[BEGIN INPUT ROWS]
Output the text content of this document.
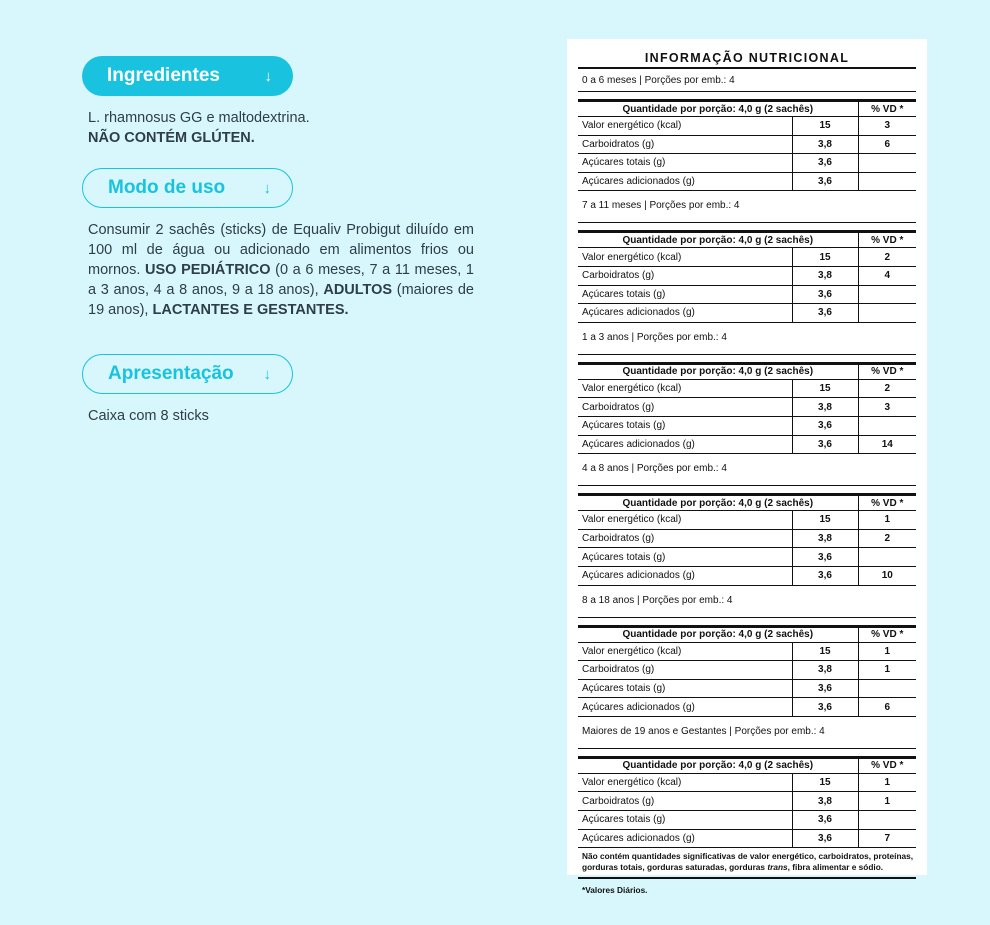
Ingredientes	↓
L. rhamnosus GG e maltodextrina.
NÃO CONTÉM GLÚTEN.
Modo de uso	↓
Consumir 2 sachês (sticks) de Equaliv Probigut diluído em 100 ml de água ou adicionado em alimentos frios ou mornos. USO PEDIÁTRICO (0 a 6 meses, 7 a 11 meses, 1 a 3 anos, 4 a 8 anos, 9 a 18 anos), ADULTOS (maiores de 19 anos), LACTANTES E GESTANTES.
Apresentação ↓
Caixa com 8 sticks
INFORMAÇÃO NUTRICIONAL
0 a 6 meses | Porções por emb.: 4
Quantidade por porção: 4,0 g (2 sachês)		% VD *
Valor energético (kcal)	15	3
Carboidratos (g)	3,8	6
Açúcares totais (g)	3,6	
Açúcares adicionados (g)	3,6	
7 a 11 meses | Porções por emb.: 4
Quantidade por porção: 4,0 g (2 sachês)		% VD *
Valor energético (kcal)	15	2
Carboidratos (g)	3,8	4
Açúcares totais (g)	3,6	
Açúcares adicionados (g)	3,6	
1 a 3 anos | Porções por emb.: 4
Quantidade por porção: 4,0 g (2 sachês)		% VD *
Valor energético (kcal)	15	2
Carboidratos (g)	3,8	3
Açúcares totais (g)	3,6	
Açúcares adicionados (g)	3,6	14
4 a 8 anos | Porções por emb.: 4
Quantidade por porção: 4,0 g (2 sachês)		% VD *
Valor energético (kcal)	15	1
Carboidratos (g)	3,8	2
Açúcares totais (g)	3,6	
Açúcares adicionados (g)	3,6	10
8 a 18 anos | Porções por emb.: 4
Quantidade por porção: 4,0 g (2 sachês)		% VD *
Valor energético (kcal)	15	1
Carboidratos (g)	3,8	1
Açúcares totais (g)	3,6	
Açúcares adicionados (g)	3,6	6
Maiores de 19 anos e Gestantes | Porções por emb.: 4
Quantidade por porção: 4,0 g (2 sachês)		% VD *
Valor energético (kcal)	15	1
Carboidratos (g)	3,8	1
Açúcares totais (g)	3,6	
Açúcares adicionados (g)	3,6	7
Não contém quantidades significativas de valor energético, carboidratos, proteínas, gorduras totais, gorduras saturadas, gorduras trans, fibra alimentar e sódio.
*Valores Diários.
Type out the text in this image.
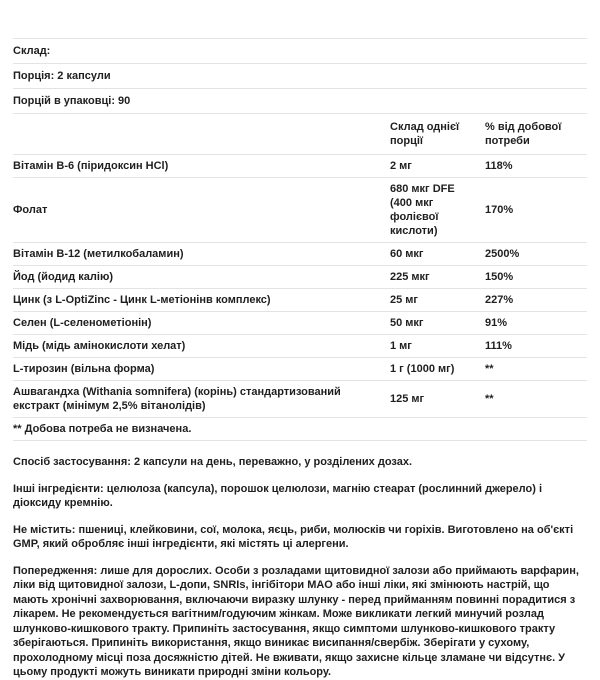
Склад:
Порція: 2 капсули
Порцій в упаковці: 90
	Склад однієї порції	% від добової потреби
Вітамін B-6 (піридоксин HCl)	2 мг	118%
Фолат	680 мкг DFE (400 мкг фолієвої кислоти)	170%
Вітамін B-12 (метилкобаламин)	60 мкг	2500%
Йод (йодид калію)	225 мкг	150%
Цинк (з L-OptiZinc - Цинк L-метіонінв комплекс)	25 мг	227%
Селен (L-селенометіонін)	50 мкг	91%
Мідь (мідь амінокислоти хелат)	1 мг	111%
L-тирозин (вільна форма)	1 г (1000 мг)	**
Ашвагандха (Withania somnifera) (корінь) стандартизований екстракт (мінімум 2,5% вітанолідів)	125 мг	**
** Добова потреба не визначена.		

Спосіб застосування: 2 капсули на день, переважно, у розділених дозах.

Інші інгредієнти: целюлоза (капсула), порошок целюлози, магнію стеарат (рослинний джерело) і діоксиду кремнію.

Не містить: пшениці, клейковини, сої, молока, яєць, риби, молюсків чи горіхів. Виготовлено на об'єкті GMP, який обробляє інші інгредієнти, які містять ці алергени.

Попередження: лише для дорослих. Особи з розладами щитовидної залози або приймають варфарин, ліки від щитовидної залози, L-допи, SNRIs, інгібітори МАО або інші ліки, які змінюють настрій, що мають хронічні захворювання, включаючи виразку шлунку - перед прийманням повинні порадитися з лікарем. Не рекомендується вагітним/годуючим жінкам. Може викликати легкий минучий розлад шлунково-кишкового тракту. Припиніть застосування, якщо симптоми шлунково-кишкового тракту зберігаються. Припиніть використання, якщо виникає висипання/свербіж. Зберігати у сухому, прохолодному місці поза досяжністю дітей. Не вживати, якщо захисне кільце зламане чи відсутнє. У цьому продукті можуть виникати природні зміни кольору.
[END INPUT ROWS]
[BEGIN INPUT ROWS]
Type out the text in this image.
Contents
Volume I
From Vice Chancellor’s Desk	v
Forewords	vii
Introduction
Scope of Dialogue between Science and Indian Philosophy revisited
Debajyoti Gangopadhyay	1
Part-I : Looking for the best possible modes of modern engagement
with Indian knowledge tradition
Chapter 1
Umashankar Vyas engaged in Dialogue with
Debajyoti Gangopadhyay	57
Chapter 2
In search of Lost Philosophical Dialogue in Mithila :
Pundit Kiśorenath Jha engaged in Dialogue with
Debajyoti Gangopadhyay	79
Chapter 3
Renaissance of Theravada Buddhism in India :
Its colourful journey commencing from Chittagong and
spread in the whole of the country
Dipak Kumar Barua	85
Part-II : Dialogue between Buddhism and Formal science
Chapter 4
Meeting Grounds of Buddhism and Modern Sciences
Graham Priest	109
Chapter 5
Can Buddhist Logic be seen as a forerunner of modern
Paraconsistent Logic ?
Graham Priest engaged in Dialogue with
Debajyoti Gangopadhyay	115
[END INPUT ROWS]
- **WORK REQUIRED**
Copy each line that holds the word "Porções".

- **WRITTEN RESPONSE**
0 a 6 meses | Porções por emb.: 4
7 a 11 meses | Porções por emb.: 4
1 a 3 anos | Porções por emb.: 4
4 a 8 anos | Porções por emb.: 4
8 a 18 anos | Porções por emb.: 4
Maiores de 19 anos e Gestantes | Porções por emb.: 4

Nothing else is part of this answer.